Exactly as written, transcribe the lines that run from the one containing "What does this" to the end of the records below.

Provided entries
************

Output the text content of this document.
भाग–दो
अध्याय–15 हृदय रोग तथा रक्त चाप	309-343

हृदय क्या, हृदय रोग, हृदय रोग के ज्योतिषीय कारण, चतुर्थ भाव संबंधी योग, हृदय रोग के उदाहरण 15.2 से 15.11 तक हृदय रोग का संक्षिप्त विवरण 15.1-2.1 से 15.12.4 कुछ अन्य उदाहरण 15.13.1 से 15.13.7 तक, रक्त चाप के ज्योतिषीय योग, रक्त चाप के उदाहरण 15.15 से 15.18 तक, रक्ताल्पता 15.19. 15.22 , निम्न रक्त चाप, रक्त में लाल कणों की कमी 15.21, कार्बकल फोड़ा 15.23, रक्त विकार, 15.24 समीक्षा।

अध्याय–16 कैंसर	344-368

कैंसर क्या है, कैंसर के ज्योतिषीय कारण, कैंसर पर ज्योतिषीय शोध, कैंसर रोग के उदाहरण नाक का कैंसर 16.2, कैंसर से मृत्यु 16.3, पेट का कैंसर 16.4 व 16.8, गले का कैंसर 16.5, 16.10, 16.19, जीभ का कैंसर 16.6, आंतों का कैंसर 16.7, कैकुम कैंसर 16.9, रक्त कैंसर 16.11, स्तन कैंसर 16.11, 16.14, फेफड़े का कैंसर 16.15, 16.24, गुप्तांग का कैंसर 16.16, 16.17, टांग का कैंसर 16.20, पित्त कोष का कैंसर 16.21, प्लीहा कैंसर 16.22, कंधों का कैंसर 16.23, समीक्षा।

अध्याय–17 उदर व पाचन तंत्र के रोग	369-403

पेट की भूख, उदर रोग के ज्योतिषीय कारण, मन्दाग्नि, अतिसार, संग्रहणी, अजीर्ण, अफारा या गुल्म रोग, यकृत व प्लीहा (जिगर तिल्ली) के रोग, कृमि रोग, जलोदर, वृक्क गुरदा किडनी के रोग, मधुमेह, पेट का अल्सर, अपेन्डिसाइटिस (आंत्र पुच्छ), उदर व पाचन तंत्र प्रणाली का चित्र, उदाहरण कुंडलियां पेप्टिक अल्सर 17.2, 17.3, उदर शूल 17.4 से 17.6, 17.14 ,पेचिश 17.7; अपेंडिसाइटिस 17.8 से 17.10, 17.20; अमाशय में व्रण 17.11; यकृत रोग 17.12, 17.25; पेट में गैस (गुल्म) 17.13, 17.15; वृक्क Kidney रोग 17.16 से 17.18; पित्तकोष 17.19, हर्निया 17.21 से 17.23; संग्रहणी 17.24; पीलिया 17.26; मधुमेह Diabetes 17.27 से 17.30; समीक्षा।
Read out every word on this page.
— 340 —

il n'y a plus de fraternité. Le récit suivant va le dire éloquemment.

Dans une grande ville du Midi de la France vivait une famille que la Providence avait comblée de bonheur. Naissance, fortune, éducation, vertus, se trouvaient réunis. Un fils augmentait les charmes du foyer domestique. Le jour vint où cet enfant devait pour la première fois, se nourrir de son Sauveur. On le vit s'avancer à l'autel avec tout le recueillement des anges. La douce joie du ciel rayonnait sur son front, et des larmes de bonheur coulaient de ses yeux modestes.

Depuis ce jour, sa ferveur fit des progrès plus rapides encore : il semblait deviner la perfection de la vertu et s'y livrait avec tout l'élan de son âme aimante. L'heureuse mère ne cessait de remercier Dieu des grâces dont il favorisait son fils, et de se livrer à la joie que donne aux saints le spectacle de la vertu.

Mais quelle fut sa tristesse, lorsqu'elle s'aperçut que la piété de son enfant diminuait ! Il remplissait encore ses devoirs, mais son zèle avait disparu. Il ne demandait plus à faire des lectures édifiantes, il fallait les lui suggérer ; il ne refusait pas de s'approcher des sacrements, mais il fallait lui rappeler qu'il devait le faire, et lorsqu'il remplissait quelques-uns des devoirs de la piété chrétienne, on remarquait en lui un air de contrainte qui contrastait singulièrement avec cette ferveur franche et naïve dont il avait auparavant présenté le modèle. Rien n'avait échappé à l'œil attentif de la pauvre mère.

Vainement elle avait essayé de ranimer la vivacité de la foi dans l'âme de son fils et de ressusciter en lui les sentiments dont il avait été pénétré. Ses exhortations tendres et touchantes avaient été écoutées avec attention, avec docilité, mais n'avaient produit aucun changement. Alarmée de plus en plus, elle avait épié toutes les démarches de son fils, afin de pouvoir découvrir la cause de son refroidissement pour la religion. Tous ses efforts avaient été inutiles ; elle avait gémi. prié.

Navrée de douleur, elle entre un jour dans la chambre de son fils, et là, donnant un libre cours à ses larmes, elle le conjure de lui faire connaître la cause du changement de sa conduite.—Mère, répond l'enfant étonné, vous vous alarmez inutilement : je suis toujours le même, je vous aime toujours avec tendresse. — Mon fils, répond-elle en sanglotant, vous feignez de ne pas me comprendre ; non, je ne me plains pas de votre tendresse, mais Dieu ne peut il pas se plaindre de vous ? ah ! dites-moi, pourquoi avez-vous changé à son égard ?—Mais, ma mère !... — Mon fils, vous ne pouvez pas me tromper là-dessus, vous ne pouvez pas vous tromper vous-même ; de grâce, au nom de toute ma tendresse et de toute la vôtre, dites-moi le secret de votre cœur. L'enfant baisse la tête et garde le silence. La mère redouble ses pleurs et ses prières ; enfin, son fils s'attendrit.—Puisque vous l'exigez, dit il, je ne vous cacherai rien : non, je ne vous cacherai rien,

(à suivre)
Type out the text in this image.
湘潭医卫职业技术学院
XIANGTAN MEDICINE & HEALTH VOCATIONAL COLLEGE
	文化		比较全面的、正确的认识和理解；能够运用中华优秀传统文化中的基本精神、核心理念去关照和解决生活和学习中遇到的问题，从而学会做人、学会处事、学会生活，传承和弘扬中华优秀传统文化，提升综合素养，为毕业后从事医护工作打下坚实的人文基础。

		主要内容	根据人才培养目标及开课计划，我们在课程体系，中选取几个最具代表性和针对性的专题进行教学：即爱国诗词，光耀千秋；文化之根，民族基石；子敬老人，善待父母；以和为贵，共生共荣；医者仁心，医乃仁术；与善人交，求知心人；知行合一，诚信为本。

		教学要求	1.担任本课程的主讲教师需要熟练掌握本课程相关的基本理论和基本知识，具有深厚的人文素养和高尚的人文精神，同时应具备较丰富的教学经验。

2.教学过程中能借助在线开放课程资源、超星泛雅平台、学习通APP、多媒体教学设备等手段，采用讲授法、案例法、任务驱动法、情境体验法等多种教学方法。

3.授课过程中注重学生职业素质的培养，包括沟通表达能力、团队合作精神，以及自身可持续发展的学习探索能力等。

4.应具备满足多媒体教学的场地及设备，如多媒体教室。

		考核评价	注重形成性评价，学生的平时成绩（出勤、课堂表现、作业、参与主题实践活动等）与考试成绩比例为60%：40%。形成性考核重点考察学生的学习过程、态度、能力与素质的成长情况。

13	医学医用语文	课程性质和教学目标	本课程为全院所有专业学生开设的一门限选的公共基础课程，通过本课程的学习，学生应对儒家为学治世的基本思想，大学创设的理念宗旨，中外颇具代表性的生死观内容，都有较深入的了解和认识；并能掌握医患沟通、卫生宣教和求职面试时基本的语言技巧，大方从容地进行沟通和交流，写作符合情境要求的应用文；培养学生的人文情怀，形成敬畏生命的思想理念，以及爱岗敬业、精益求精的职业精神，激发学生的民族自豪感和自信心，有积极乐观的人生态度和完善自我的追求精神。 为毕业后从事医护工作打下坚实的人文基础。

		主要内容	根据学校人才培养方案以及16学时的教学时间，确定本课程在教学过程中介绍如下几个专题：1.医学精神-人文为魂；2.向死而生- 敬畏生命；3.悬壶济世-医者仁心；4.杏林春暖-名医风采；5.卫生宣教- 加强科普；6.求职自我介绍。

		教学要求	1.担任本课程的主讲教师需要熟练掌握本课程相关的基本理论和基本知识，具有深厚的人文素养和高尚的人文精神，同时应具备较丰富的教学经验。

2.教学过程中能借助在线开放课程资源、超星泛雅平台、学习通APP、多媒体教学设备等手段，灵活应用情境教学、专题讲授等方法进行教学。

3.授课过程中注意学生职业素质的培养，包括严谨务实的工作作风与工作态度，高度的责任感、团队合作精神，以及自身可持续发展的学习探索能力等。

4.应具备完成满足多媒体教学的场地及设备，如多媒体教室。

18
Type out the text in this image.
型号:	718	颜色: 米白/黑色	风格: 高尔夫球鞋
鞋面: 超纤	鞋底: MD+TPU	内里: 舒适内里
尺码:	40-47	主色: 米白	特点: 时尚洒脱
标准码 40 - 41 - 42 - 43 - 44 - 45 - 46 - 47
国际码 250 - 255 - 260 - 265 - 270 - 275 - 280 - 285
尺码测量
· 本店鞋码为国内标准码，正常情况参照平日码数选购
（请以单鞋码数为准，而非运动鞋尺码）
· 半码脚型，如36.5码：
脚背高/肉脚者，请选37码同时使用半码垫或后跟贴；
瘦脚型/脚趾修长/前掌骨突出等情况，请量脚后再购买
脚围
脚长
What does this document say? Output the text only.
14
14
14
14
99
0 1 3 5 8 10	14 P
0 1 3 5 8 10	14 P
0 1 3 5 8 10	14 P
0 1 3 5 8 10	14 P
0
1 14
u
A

************

The answer
What does this document say? Output the text only.
14
14
14
14
99
0 1 3 5 8 10	14 P
0 1 3 5 8 10	14 P
0 1 3 5 8 10	14 P
0 1 3 5 8 10	14 P
0
1 14
u
A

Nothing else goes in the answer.